DATA RECORDS:
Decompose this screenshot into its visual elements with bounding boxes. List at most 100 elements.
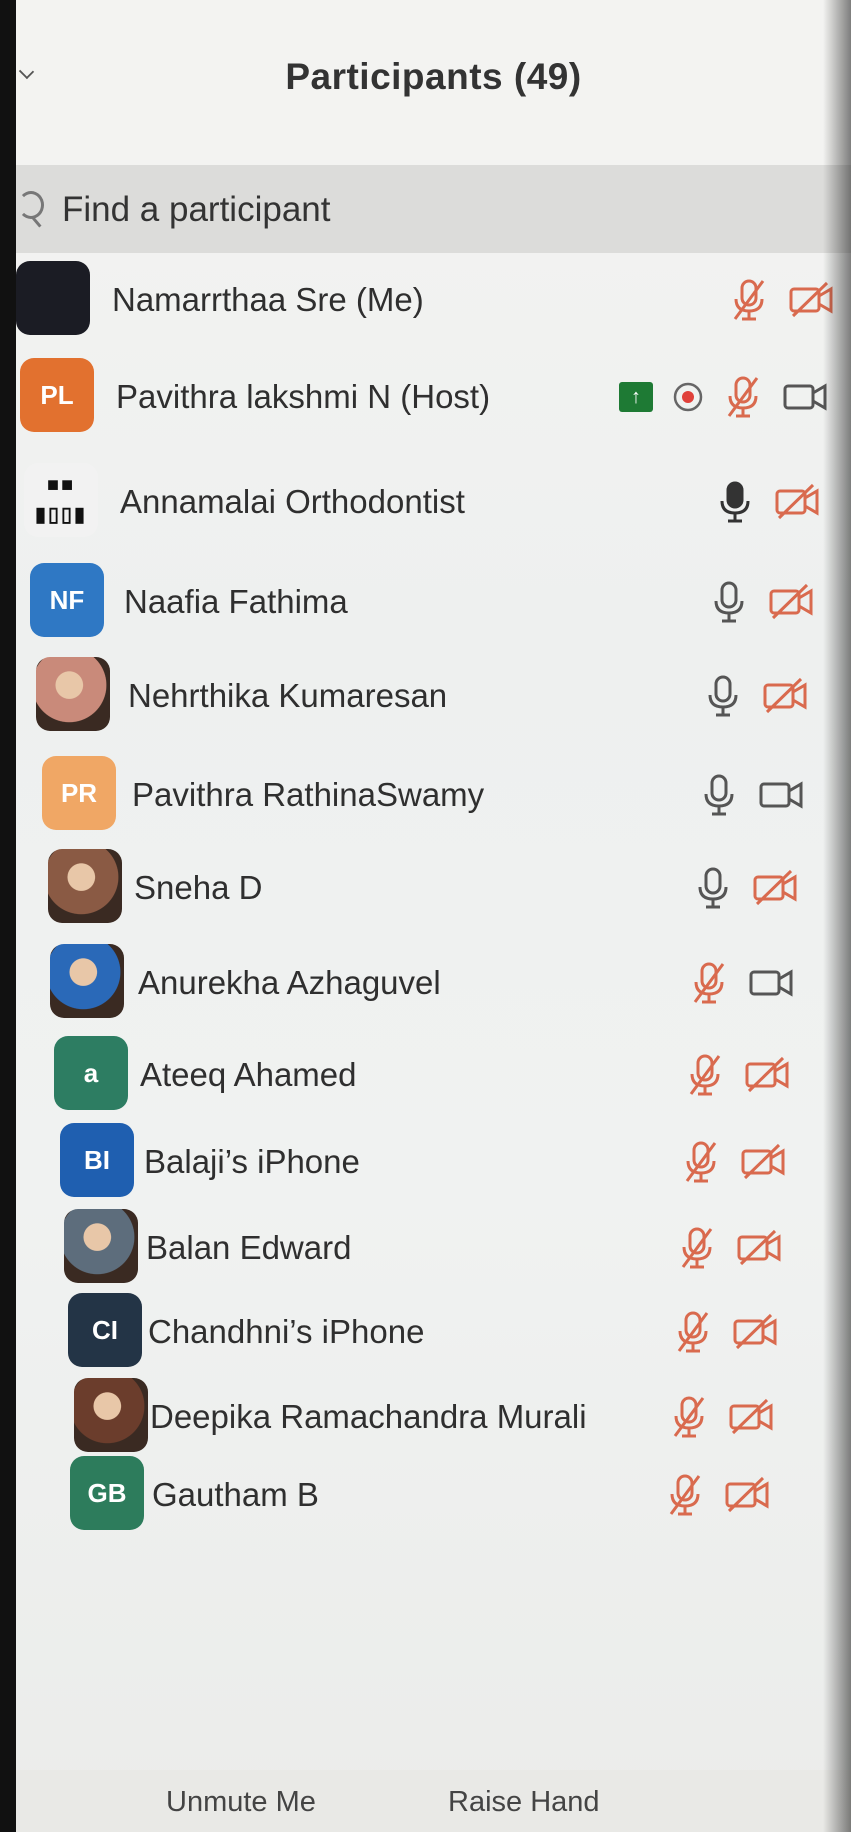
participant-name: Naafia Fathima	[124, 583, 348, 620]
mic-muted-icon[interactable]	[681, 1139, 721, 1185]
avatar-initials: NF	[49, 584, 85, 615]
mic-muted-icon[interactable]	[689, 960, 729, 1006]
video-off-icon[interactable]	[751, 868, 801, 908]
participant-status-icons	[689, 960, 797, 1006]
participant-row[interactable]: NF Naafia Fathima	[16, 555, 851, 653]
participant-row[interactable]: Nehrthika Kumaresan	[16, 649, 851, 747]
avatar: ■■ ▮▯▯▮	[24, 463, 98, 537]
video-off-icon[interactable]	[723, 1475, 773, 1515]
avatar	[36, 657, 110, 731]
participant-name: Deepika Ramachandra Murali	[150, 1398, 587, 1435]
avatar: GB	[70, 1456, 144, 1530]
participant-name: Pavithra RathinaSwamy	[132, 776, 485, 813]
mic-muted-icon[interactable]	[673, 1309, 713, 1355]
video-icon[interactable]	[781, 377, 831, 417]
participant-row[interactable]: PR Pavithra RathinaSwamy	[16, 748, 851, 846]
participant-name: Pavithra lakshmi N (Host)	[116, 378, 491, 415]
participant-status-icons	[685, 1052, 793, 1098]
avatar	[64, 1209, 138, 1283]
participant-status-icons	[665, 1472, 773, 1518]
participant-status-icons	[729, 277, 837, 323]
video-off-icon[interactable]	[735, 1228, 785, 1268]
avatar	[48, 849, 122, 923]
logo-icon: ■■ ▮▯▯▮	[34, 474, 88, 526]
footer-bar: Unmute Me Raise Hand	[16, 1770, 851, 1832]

STATED GOAL: Duplicate the listing lines from the line with "583, 348, 620]" up to and including the line with "1472, 773, 1518]".

THE SOLUTION:
participant-name: Naafia Fathima	[124, 583, 348, 620]
mic-muted-icon[interactable]	[681, 1139, 721, 1185]
avatar-initials: NF	[49, 584, 85, 615]
mic-muted-icon[interactable]	[689, 960, 729, 1006]
video-off-icon[interactable]	[751, 868, 801, 908]
participant-status-icons	[689, 960, 797, 1006]
participant-row[interactable]: NF Naafia Fathima	[16, 555, 851, 653]
participant-row[interactable]: Nehrthika Kumaresan	[16, 649, 851, 747]
avatar: ■■ ▮▯▯▮	[24, 463, 98, 537]
video-off-icon[interactable]	[723, 1475, 773, 1515]
avatar	[36, 657, 110, 731]
participant-name: Deepika Ramachandra Murali	[150, 1398, 587, 1435]
avatar: GB	[70, 1456, 144, 1530]
participant-name: Pavithra RathinaSwamy	[132, 776, 485, 813]
mic-muted-icon[interactable]	[673, 1309, 713, 1355]
video-icon[interactable]	[781, 377, 831, 417]
participant-row[interactable]: PR Pavithra RathinaSwamy	[16, 748, 851, 846]
participant-name: Pavithra lakshmi N (Host)	[116, 378, 491, 415]
participant-status-icons	[685, 1052, 793, 1098]
avatar	[64, 1209, 138, 1283]
participant-status-icons	[665, 1472, 773, 1518]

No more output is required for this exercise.